Written problem: Restate each entry word for word, leaving nothing out.

******************************

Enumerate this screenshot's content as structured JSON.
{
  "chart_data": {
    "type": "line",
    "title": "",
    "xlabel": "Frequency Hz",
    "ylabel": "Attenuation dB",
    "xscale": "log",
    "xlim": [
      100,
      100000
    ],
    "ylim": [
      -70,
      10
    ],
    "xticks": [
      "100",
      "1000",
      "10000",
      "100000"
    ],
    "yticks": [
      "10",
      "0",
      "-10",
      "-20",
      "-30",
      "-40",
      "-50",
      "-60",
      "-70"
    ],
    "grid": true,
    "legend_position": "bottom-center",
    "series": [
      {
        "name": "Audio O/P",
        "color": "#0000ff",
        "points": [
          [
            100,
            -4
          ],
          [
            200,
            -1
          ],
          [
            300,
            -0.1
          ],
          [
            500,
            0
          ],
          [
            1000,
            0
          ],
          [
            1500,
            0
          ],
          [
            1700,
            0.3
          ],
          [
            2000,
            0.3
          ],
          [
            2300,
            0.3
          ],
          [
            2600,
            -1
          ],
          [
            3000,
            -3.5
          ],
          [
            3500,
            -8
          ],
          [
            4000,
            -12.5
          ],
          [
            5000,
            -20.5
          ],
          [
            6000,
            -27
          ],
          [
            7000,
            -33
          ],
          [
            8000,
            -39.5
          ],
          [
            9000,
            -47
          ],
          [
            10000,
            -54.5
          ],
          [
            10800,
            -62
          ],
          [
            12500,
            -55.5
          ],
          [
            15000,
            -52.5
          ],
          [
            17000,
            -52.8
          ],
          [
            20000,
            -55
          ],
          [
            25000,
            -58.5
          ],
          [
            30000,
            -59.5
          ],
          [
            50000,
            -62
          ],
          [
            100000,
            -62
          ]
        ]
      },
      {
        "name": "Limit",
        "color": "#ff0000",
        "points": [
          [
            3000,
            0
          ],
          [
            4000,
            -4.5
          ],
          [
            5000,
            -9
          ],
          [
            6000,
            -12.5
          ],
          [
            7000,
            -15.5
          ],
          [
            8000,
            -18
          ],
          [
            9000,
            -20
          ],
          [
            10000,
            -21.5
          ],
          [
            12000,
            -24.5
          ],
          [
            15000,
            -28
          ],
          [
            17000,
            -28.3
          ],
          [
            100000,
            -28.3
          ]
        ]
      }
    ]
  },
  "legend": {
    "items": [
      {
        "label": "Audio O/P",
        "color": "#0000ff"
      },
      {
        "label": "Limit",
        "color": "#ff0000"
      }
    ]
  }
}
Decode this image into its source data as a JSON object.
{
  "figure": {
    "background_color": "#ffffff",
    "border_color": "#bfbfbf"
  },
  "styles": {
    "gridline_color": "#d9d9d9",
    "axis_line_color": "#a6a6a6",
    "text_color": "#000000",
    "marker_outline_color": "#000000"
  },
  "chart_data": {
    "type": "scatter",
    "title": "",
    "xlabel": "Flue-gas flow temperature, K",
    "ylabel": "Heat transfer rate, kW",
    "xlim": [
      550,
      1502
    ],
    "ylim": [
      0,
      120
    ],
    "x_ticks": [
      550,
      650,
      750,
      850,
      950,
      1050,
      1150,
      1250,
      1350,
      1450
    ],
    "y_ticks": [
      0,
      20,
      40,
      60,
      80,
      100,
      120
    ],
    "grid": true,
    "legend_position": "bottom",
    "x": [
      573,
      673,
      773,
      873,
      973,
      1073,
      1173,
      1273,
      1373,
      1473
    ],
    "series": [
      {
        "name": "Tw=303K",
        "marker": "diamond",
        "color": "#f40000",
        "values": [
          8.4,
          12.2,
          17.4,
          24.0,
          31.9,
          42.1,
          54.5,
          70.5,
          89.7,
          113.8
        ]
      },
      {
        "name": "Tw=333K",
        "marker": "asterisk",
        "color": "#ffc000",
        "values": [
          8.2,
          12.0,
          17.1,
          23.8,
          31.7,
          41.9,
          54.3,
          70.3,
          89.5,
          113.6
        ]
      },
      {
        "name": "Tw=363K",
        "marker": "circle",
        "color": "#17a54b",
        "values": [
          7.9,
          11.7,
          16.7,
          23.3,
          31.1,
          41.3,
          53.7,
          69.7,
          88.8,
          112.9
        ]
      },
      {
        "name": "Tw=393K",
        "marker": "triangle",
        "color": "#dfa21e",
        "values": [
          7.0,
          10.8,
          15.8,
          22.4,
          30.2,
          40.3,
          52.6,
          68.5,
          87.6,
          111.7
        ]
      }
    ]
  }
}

******************************

Complete output:
Enumerate this screenshot's content as structured JSON.
{
  "chart_data": {
    "type": "line",
    "title": "",
    "xlabel": "Frequency Hz",
    "ylabel": "Attenuation dB",
    "xscale": "log",
    "xlim": [
      100,
      100000
    ],
    "ylim": [
      -70,
      10
    ],
    "xticks": [
      "100",
      "1000",
      "10000",
      "100000"
    ],
    "yticks": [
      "10",
      "0",
      "-10",
      "-20",
      "-30",
      "-40",
      "-50",
      "-60",
      "-70"
    ],
    "grid": true,
    "legend_position": "bottom-center",
    "series": [
      {
        "name": "Audio O/P",
        "color": "#0000ff",
        "points": [
          [
            100,
            -4
          ],
          [
            200,
            -1
          ],
          [
            300,
            -0.1
          ],
          [
            500,
            0
          ],
          [
            1000,
            0
          ],
          [
            1500,
            0
          ],
          [
            1700,
            0.3
          ],
          [
            2000,
            0.3
          ],
          [
            2300,
            0.3
          ],
          [
            2600,
            -1
          ],
          [
            3000,
            -3.5
          ],
          [
            3500,
            -8
          ],
          [
            4000,
            -12.5
          ],
          [
            5000,
            -20.5
          ],
          [
            6000,
            -27
          ],
          [
            7000,
            -33
          ],
          [
            8000,
            -39.5
          ],
          [
            9000,
            -47
          ],
          [
            10000,
            -54.5
          ],
          [
            10800,
            -62
          ],
          [
            12500,
            -55.5
          ],
          [
            15000,
            -52.5
          ],
          [
            17000,
            -52.8
          ],
          [
            20000,
            -55
          ],
          [
            25000,
            -58.5
          ],
          [
            30000,
            -59.5
          ],
          [
            50000,
            -62
          ],
          [
            100000,
            -62
          ]
        ]
      },
      {
        "name": "Limit",
        "color": "#ff0000",
        "points": [
          [
            3000,
            0
          ],
          [
            4000,
            -4.5
          ],
          [
            5000,
            -9
          ],
          [
            6000,
            -12.5
          ],
          [
            7000,
            -15.5
          ],
          [
            8000,
            -18
          ],
          [
            9000,
            -20
          ],
          [
            10000,
            -21.5
          ],
          [
            12000,
            -24.5
          ],
          [
            15000,
            -28
          ],
          [
            17000,
            -28.3
          ],
          [
            100000,
            -28.3
          ]
        ]
      }
    ]
  },
  "legend": {
    "items": [
      {
        "label": "Audio O/P",
        "color": "#0000ff"
      },
      {
        "label": "Limit",
        "color": "#ff0000"
      }
    ]
  }
}
Decode this image into its source data as a JSON object.
{
  "figure": {
    "background_color": "#ffffff",
    "border_color": "#bfbfbf"
  },
  "styles": {
    "gridline_color": "#d9d9d9",
    "axis_line_color": "#a6a6a6",
    "text_color": "#000000",
    "marker_outline_color": "#000000"
  },
  "chart_data": {
    "type": "scatter",
    "title": "",
    "xlabel": "Flue-gas flow temperature, K",
    "ylabel": "Heat transfer rate, kW",
    "xlim": [
      550,
      1502
    ],
    "ylim": [
      0,
      120
    ],
    "x_ticks": [
      550,
      650,
      750,
      850,
      950,
      1050,
      1150,
      1250,
      1350,
      1450
    ],
    "y_ticks": [
      0,
      20,
      40,
      60,
      80,
      100,
      120
    ],
    "grid": true,
    "legend_position": "bottom",
    "x": [
      573,
      673,
      773,
      873,
      973,
      1073,
      1173,
      1273,
      1373,
      1473
    ],
    "series": [
      {
        "name": "Tw=303K",
        "marker": "diamond",
        "color": "#f40000",
        "values": [
          8.4,
          12.2,
          17.4,
          24.0,
          31.9,
          42.1,
          54.5,
          70.5,
          89.7,
          113.8
        ]
      },
      {
        "name": "Tw=333K",
        "marker": "asterisk",
        "color": "#ffc000",
        "values": [
          8.2,
          12.0,
          17.1,
          23.8,
          31.7,
          41.9,
          54.3,
          70.3,
          89.5,
          113.6
        ]
      },
      {
        "name": "Tw=363K",
        "marker": "circle",
        "color": "#17a54b",
        "values": [
          7.9,
          11.7,
          16.7,
          23.3,
          31.1,
          41.3,
          53.7,
          69.7,
          88.8,
          112.9
        ]
      },
      {
        "name": "Tw=393K",
        "marker": "triangle",
        "color": "#dfa21e",
        "values": [
          7.0,
          10.8,
          15.8,
          22.4,
          30.2,
          40.3,
          52.6,
          68.5,
          87.6,
          111.7
        ]
      }
    ]
  }
}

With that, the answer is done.